_PROVIDED RECORDS_
** start **
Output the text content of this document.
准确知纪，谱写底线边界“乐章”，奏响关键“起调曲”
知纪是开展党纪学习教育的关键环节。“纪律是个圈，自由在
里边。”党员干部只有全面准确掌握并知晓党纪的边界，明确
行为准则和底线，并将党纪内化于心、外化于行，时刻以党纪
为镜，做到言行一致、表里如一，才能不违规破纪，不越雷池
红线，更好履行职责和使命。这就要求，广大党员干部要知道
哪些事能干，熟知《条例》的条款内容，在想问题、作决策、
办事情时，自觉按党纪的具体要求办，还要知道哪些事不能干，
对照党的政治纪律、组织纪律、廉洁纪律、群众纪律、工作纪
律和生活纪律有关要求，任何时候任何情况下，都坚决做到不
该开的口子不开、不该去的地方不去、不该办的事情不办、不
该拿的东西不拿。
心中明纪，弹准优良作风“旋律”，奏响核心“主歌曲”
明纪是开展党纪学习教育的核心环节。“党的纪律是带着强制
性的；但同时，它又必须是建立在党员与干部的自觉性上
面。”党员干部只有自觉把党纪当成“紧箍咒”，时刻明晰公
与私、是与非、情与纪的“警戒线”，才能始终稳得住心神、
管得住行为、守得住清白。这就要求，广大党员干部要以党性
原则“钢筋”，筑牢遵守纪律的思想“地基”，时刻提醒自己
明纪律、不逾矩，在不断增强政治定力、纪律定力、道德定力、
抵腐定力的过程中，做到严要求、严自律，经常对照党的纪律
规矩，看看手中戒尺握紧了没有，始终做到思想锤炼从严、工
** end **
_SHORT PROBLEM_
Where a line holds the string "这就要求", copy that line.

_ANSWER FOR THIS EXERCISE_
红线，更好履行职责和使命。这就要求，广大党员干部要知道
管得住行为、守得住清白。这就要求，广大党员干部要以党性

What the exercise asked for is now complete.